LESETEXT:

Umweltbewusste Hausbesitzerinnen- und -besitzer versuchen, den Einbau von energiefressendenden Klimaanlagen zu vermeiden. Die alternativen Lösungen sind so individuell wie die Wohngebäude in der Schweiz. Das zeigen drei Beispiele in diesem Heft.

 

In der Schweiz ist es heute deutlich wärmer als früher. Hitzesommer häufen sich. Schwangere, Kleinkinder und ältere Menschen vertragen hohe Temperaturen oft schlecht. Doch auch jüngere leiden und finden in Tropennächten, in denen die Temperatur nicht unter zwanzig Grad sinkt, keinen Schlaf.

Gebäude gegen die Hitze wappnen

Raumplanerinnen und Architekten suchen nach Lösungen, um die Folgen der Klimaerwärmung abzufedern. Der flächendeckende Einbau von Klimaanlagen ist kein sinnvolles Allheilmittel gegen die Hitze. Es braucht mehr.

Bisher konzentrieren sich die meisten Strategien zur Klimaanpassung auf grossräumige städtische Gebiete und Neubauprojekte. Doch wie lassen sich einzelne und ältere Gebäude vor Hitze schützen? Dieser Frage ging der Verein Casafair im vergangenen Sommer mit einem Pilotprojekt nach. Kristijan Moser, Experte für Gebäudetechnik, besuchte drei Mitglieder für eine Kurzberatung.

Arbeitersiedlung in Wangen-Brüttisellen

Wangen-Brüttisellen ist eine Zürcher Agglomerationsgemeinde. Coca-Cola produziert hier Getränke, auch das Flugsicherungsunternehmen Sky-Guide operiert von hier aus. Und dann gibt es noch das malerische Waldedörfli, eine Siedlung mit 67 Wohneinheiten, die einst für die Arbeiter der Schuhfabrik Walder gebaut wurde. Mitte der 90er-Jahre wurde sie renoviert und erweitert. Hier leben Achim Schneider und Raquel Billiones mit zwei erwachsenen Söhnen in einem Reihenmittelhaus.

BEREITGESTELLTES MATERIAL:
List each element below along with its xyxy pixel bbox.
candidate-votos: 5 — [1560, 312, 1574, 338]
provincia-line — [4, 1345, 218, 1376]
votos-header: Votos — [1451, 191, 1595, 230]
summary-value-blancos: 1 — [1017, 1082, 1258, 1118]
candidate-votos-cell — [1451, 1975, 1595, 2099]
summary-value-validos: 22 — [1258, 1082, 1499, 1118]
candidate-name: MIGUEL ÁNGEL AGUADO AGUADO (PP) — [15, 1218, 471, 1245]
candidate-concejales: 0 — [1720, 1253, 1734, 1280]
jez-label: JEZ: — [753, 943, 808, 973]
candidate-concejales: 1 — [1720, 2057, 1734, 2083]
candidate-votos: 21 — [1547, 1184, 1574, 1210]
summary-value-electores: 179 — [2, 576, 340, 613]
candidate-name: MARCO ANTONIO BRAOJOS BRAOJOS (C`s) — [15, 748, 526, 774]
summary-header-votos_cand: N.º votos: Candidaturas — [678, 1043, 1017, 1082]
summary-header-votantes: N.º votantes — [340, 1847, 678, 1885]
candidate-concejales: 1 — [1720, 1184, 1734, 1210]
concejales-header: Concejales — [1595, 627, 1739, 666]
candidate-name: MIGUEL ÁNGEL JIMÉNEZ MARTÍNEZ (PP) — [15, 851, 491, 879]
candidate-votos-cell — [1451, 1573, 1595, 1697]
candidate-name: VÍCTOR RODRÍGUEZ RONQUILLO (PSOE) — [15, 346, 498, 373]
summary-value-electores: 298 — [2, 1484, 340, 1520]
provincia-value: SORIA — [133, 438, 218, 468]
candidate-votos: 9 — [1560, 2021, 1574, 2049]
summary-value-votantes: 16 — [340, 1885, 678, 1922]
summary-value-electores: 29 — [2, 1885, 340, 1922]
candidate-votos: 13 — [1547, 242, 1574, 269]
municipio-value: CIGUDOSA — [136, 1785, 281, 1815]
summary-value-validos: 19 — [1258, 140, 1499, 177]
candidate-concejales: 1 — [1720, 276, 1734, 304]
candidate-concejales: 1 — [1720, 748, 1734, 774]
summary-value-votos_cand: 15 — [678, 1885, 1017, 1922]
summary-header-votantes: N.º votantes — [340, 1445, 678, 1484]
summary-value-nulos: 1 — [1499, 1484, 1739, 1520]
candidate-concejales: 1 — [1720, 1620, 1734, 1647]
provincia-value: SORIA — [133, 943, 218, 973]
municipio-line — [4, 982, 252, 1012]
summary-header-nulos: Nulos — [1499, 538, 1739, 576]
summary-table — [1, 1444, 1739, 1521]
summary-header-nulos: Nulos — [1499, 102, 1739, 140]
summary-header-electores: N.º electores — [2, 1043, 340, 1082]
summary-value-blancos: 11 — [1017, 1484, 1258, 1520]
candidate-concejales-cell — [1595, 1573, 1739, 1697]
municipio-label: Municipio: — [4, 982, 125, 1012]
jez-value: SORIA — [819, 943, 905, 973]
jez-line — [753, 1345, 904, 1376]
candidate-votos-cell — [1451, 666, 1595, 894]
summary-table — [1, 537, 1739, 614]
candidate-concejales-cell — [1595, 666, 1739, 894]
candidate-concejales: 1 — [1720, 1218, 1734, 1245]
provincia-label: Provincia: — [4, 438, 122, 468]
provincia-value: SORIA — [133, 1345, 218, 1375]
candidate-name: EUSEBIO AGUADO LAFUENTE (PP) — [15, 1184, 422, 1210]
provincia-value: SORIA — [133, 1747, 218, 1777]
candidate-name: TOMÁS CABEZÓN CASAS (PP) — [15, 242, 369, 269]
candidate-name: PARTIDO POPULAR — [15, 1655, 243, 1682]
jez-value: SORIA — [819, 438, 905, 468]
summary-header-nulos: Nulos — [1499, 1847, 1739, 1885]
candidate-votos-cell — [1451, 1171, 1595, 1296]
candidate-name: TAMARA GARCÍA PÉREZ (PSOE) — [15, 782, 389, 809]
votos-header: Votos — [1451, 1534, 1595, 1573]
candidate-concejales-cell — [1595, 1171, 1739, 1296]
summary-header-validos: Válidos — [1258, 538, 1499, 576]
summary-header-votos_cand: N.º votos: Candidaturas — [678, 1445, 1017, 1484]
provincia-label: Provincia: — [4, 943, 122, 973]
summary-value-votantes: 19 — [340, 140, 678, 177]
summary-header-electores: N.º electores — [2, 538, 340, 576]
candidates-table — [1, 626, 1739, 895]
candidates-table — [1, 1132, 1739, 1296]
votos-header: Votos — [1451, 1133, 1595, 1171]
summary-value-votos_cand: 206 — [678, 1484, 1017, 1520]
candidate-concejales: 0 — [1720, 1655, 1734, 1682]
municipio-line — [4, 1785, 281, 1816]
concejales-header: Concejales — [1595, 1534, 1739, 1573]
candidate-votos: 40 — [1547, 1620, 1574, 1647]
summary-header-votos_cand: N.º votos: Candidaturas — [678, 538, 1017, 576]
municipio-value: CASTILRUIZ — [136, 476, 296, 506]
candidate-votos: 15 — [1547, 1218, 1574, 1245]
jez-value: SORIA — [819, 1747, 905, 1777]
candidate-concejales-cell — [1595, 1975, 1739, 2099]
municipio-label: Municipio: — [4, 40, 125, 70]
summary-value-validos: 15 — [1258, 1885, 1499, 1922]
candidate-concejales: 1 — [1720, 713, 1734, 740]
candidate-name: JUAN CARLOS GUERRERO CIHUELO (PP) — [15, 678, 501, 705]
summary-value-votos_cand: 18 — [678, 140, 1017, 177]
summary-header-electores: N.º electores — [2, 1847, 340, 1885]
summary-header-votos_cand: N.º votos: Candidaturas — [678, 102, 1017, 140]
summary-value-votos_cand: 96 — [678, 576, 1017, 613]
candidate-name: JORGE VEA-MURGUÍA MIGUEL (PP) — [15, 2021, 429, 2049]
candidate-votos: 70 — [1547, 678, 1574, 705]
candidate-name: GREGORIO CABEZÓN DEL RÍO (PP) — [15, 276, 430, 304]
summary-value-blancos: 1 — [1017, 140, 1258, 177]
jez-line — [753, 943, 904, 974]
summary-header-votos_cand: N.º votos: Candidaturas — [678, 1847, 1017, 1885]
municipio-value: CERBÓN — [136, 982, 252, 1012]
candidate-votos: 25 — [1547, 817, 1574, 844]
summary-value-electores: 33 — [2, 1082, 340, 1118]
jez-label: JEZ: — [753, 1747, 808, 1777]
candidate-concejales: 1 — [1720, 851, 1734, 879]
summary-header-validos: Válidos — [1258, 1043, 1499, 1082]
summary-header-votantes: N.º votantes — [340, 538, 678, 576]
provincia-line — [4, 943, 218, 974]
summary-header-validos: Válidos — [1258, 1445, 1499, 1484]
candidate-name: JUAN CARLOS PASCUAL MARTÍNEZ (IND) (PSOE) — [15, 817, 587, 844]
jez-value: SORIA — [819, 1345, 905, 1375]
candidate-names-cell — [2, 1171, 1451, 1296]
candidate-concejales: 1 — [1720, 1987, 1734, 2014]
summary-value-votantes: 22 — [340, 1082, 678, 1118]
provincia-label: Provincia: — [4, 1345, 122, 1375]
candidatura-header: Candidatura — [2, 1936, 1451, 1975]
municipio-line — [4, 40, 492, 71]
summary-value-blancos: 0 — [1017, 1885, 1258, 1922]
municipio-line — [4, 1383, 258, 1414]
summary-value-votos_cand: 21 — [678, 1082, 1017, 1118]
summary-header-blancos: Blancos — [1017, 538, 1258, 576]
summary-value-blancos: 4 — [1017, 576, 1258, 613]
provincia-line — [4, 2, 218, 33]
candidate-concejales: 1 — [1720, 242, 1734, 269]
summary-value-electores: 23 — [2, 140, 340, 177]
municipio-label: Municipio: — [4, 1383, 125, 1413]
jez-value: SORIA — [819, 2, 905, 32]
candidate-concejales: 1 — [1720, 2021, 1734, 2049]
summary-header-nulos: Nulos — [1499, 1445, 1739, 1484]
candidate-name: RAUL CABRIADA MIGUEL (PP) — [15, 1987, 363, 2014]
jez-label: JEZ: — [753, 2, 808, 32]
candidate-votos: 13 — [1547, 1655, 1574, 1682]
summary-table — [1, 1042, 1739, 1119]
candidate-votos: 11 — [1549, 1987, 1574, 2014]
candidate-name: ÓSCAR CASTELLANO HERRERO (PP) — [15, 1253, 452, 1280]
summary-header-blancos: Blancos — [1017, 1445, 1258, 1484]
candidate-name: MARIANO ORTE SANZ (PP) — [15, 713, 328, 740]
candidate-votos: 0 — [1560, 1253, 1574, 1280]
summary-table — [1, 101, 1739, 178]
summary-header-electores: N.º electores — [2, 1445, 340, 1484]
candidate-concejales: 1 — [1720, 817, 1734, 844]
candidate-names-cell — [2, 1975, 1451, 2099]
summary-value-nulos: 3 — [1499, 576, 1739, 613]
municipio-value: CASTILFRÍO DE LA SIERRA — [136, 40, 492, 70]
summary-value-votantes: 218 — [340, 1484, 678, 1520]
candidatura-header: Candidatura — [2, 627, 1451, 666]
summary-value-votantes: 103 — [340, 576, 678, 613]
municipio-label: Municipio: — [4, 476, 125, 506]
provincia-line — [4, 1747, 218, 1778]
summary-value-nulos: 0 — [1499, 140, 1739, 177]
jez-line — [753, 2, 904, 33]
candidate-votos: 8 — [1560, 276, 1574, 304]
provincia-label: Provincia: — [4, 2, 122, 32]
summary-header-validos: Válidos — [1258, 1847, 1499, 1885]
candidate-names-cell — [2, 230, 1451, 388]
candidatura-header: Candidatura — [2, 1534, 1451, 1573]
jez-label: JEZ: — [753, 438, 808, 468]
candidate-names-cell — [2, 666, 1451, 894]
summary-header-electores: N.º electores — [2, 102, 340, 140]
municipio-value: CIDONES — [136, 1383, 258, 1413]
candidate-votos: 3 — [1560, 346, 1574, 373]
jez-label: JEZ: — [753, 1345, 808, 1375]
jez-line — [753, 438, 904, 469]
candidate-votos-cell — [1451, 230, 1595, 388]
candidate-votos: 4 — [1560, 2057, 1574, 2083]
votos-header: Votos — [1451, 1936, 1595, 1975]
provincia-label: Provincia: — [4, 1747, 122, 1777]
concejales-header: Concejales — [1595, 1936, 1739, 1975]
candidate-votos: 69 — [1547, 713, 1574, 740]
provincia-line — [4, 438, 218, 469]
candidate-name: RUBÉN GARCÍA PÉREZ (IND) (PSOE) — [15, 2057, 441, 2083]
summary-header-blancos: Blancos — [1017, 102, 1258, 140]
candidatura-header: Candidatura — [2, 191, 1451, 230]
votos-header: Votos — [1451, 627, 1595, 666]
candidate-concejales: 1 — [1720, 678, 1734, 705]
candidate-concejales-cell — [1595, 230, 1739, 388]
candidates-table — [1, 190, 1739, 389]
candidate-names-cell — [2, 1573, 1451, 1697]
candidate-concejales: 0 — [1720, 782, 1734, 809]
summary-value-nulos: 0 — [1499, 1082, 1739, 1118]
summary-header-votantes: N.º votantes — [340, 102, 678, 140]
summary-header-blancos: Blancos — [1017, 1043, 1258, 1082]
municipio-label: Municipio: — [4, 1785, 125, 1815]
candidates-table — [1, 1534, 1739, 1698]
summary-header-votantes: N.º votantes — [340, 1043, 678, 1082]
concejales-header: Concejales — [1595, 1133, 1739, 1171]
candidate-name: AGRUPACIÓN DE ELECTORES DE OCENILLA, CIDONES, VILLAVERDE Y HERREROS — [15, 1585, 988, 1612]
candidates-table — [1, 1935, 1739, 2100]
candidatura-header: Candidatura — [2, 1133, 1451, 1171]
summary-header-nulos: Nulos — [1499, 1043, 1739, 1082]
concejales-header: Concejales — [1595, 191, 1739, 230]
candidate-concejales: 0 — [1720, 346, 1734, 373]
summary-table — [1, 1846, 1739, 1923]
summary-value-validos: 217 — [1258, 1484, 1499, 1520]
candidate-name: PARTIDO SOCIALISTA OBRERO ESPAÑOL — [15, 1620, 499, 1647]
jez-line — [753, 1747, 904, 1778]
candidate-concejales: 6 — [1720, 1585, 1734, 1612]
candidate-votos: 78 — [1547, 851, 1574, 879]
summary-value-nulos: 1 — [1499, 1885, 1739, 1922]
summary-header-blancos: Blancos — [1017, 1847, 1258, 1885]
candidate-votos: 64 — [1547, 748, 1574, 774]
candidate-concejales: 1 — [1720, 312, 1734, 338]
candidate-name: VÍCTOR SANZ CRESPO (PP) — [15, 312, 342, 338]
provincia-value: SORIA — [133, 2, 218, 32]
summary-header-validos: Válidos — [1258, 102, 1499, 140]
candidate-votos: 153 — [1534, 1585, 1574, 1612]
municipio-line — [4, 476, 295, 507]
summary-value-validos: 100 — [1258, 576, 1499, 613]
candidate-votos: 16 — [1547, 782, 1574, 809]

AUFGABEN ZUR ÜBUNG:
a: Gib aus dem Text über Hitzeschutz für Gebäude den Abschnitt von „In der Schweiz ist“ bis „Es braucht mehr.“ wieder und tausche dabei „Hitzesommer“ gegen „Hitzeperioden“ aus.
b: Woran erkennt man laut dem Text über Hitzeschutz für Gebäude eine Tropennacht?

DIE LÖSUNGEN:
a:
In der Schweiz ist es heute deutlich wärmer als früher. Hitzeperioden häufen sich. Schwangere, Kleinkinder und ältere Menschen vertragen hohe Temperaturen oft schlecht. Doch auch jüngere leiden und finden in Tropennächten, in denen die Temperatur nicht unter zwanzig Grad sinkt, keinen Schlaf.

Gebäude gegen die Hitze wappnen

Raumplanerinnen und Architekten suchen nach Lösungen, um die Folgen der Klimaerwärmung abzufedern. Der flächendeckende Einbau von Klimaanlagen ist kein sinnvolles Allheilmittel gegen die Hitze. Es braucht mehr.

b: In einer Tropennacht sinkt die Temperatur nicht unter zwanzig Grad.